• Job: Every line below must be reproduced exactly. Copy them all.

• Raw data:
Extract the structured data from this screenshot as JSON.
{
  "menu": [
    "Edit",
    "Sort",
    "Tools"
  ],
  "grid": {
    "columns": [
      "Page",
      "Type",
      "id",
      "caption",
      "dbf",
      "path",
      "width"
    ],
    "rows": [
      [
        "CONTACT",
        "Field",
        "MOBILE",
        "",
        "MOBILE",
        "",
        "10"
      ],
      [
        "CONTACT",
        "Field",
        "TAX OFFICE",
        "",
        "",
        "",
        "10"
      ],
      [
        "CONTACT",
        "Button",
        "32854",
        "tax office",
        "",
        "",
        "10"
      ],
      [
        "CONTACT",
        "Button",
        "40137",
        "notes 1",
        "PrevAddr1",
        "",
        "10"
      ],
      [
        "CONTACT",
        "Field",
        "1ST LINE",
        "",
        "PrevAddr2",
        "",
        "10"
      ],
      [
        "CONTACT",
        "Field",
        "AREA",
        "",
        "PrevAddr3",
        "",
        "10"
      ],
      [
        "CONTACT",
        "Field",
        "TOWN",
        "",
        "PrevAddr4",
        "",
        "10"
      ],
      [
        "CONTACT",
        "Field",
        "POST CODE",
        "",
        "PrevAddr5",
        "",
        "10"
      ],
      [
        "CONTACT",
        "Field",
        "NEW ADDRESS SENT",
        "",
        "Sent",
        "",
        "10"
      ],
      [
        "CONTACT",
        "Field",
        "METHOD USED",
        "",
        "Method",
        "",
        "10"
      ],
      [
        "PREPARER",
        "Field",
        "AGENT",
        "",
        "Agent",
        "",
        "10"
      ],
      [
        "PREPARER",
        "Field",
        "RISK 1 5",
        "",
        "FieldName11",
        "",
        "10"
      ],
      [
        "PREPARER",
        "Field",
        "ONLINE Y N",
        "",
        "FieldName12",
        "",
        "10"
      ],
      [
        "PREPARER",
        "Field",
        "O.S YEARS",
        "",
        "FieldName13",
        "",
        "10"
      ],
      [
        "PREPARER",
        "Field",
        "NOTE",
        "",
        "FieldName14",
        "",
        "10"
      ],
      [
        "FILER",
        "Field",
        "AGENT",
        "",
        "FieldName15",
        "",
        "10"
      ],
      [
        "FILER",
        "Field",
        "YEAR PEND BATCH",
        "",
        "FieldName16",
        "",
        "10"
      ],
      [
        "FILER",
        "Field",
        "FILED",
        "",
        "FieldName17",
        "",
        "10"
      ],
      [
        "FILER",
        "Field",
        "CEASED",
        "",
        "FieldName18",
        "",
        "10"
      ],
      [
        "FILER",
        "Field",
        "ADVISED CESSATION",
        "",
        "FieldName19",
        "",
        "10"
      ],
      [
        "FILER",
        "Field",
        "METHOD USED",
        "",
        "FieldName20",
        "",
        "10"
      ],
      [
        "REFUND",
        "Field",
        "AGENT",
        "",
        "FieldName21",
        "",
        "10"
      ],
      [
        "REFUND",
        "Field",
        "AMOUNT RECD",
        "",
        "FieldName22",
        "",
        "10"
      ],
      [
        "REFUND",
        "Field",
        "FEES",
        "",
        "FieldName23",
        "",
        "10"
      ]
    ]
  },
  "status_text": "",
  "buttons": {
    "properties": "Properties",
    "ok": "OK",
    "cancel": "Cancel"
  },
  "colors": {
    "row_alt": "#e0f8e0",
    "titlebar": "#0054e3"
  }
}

• Exercise response:
Extract the structured data from this screenshot as JSON.
{
  "menu": [
    "Edit",
    "Sort",
    "Tools"
  ],
  "grid": {
    "columns": [
      "Page",
      "Type",
      "id",
      "caption",
      "dbf",
      "path",
      "width"
    ],
    "rows": [
      [
        "CONTACT",
        "Field",
        "MOBILE",
        "",
        "MOBILE",
        "",
        "10"
      ],
      [
        "CONTACT",
        "Field",
        "TAX OFFICE",
        "",
        "",
        "",
        "10"
      ],
      [
        "CONTACT",
        "Button",
        "32854",
        "tax office",
        "",
        "",
        "10"
      ],
      [
        "CONTACT",
        "Button",
        "40137",
        "notes 1",
        "PrevAddr1",
        "",
        "10"
      ],
      [
        "CONTACT",
        "Field",
        "1ST LINE",
        "",
        "PrevAddr2",
        "",
        "10"
      ],
      [
        "CONTACT",
        "Field",
        "AREA",
        "",
        "PrevAddr3",
        "",
        "10"
      ],
      [
        "CONTACT",
        "Field",
        "TOWN",
        "",
        "PrevAddr4",
        "",
        "10"
      ],
      [
        "CONTACT",
        "Field",
        "POST CODE",
        "",
        "PrevAddr5",
        "",
        "10"
      ],
      [
        "CONTACT",
        "Field",
        "NEW ADDRESS SENT",
        "",
        "Sent",
        "",
        "10"
      ],
      [
        "CONTACT",
        "Field",
        "METHOD USED",
        "",
        "Method",
        "",
        "10"
      ],
      [
        "PREPARER",
        "Field",
        "AGENT",
        "",
        "Agent",
        "",
        "10"
      ],
      [
        "PREPARER",
        "Field",
        "RISK 1 5",
        "",
        "FieldName11",
        "",
        "10"
      ],
      [
        "PREPARER",
        "Field",
        "ONLINE Y N",
        "",
        "FieldName12",
        "",
        "10"
      ],
      [
        "PREPARER",
        "Field",
        "O.S YEARS",
        "",
        "FieldName13",
        "",
        "10"
      ],
      [
        "PREPARER",
        "Field",
        "NOTE",
        "",
        "FieldName14",
        "",
        "10"
      ],
      [
        "FILER",
        "Field",
        "AGENT",
        "",
        "FieldName15",
        "",
        "10"
      ],
      [
        "FILER",
        "Field",
        "YEAR PEND BATCH",
        "",
        "FieldName16",
        "",
        "10"
      ],
      [
        "FILER",
        "Field",
        "FILED",
        "",
        "FieldName17",
        "",
        "10"
      ],
      [
        "FILER",
        "Field",
        "CEASED",
        "",
        "FieldName18",
        "",
        "10"
      ],
      [
        "FILER",
        "Field",
        "ADVISED CESSATION",
        "",
        "FieldName19",
        "",
        "10"
      ],
      [
        "FILER",
        "Field",
        "METHOD USED",
        "",
        "FieldName20",
        "",
        "10"
      ],
      [
        "REFUND",
        "Field",
        "AGENT",
        "",
        "FieldName21",
        "",
        "10"
      ],
      [
        "REFUND",
        "Field",
        "AMOUNT RECD",
        "",
        "FieldName22",
        "",
        "10"
      ],
      [
        "REFUND",
        "Field",
        "FEES",
        "",
        "FieldName23",
        "",
        "10"
      ]
    ]
  },
  "status_text": "",
  "buttons": {
    "properties": "Properties",
    "ok": "OK",
    "cancel": "Cancel"
  },
  "colors": {
    "row_alt": "#e0f8e0",
    "titlebar": "#0054e3"
  }
}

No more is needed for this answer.